▶ _Text for analysis_:
LOUISE YAXLEY: It appears that the Government's not going to do that but it is suggesting that there's a possibility it could go back to the original Christmas allowance plan, which is an extra day. Would you be prepared to see some compromise there?

BILL SHORTEN: They can't negotiate their pay and conditions, so when the Government pretends to offer a compromise, it's doing so on the basis that the Defence men and women have to accept whatever the Government says. It’s not a real negotiation so the Government should stop pretending that they're doing people a favour.

If you are good enough to put your life on the line for the Defence of this country, your wages for your family should at least keep pace with the cost of living.

LOUISE YAXLEY: Are you indicating that this should be part of a Government strategy to recover from the damage done by losing the Victorian state election?

BILL SHORTEN: This Abbott Government should just keep its promises. In terms of our military personnel, they shouldn't even be in the newspapers on this matter; the Government shouldn't need the Opposition to give them a lecture on what's right and wrong.

If the Government haven't got the moral compass to treat our men and women and our defence forces properly, then that's their problem. This is not a political matter, this is a new issue of fundamental judgement of the Abbott Government.

LOUISE YAXLEY:
We have seen a first term government lose in Victoria, do you now expect that you can replicate that federally?

BILL SHORTEN: What I expect is that the Australian people, like Victorians- what I believe is that they don't like to see governments break their promise, they don't like to see their governments create a trust deficit for the Australian people.

What Australian people want is not a government that's succeeds in everything, but a government that keeps its word and tries as hard as it can. The Abbott Government should drop the GP tax, drop the $100,000 university degrees, drop the cuts to schools and hospitals and stop telling lies.

LOUISE YAXLEY: You’re not confident that you can replicate that result, that Victorian result?

BILL SHORTEN:
No, what the Abbott Government needs to do, is to understand the lesson of Victoria across the nation. The lesson of Victoria is, if you don't keep your word, if you cut the conditions of families, if you are not interested in fighting for jobs, then you will pay a price.

▶ _Exercises_:
1. In the interview transcript, list each thing Bill Shorten says the Abbott Government should drop or stop.
2. Repeat the passage of the interview transcript that begins at the words "If you are good" and ends after "the Abbott Government.".
3. Go on with the interview transcript from the point where it stops, writing the next part of the exchange.
The rows that come next are separate material and have nothing to do with the interview transcript.

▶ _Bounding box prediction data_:
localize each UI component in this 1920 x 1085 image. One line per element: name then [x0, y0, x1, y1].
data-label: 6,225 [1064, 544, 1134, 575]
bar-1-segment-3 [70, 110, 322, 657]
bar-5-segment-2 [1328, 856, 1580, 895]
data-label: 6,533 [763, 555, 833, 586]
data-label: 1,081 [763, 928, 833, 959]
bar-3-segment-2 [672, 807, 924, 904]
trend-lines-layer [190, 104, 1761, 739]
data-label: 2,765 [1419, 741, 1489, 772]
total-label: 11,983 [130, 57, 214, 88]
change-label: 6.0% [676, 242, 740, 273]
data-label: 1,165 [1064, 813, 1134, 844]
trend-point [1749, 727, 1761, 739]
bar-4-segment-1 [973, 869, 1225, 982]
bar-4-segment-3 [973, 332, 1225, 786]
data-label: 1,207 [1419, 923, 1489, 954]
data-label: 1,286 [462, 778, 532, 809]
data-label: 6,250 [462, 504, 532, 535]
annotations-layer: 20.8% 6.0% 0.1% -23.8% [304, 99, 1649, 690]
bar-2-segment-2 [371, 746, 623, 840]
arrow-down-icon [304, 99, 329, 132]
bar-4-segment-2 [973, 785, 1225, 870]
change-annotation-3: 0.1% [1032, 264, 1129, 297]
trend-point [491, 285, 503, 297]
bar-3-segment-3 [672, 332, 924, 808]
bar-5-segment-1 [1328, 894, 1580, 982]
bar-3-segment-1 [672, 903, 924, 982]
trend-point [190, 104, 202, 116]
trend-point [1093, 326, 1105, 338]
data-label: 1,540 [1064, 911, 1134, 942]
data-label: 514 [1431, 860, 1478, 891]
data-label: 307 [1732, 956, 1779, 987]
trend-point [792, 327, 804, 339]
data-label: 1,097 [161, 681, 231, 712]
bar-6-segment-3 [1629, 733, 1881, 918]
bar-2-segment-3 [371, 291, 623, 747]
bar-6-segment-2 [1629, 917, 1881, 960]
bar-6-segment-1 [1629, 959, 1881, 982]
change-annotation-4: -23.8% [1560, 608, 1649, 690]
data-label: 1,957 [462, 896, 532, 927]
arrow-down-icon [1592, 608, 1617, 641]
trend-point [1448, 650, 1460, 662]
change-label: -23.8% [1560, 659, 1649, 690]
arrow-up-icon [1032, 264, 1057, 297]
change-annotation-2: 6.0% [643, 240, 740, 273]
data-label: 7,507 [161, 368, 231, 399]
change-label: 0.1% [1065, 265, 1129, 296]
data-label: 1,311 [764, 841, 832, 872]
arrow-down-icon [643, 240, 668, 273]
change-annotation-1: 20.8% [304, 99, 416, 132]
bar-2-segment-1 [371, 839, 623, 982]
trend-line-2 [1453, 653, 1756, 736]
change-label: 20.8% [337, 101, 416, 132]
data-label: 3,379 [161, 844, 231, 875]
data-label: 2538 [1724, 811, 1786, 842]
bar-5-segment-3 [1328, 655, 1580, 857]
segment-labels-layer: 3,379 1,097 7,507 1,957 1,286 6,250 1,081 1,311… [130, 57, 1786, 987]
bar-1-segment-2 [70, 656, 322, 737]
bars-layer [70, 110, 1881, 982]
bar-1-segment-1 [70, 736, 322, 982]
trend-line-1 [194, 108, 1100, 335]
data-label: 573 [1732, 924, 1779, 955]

▶ _Response list_:
1.
- the GP tax
- the $100,000 university degrees
- the cuts to schools and hospitals
- telling lies

2.
If you are good enough to put your life on the line for the Defence of this country, your wages for your family should at least keep pace with the cost of living.

LOUISE YAXLEY: Are you indicating that this should be part of a Government strategy to recover from the damage done by losing the Victorian state election?

BILL SHORTEN: This Abbott Government should just keep its promises. In terms of our military personnel, they shouldn't even be in the newspapers on this matter; the Government shouldn't need the Opposition to give them a lecture on what's right and wrong.

If the Government haven't got the moral compass to treat our men and women and our defence forces properly, then that's their problem. This is not a political matter, this is a new issue of fundamental judgement of the Abbott Government.

3.
For me it's all about the future of this country, not about a particular election. Tony Abbott just needs to be the person he said he would be before the election because since the election, he's been something else altogether.

LOUISE YAXLEY: The Government accuses you of the similar thing, saying that some of the measures that Labor proposed when it was in government you're now opposing and that's getting the way of returning the Budget to a surplus, aren't you doing the same thing?

BILL SHORTEN: The Abbott Government loves to blame everyone.

Once upon a time, I thought denial was a river in Egypt; it's actually the attitude of the Abbott Government. They need to buy a mirror if they want to see what's wrong with this country at the moment; they need to stop blaming the Opposition. The Abbott Government hasn't got over being in opposition and they're acting like an opposition in government.

No to a GP tax, no to cuts to schools and hospitals, no to decreasing the effective real increase of pensions, and they should stop mucking around with the Defence forces pay.

The Abbott Government's future is in its own hands and Australians will be quick to punish governments they perceive as not maintaining the trust of the people.

LOUISE YAXLEY: Do you then take some responsibility by opposing those Government measures for the state of the budget that will be revealed in the mid-year economic update?

BILL SHORTEN: Oh the Abbott Government could easily help improve the Budget by dropping their multi-millionaire paid parental leave scheme, by not going soft on multinationals who shift profits overseas.

The Abbott Government could do a lot more than they're doing but their only strategy is to punish the bottom half of income earners in this country.

CHRIS UHLMANN: The Opposition Leader Bill Shorten speaking to Louise Yaxley.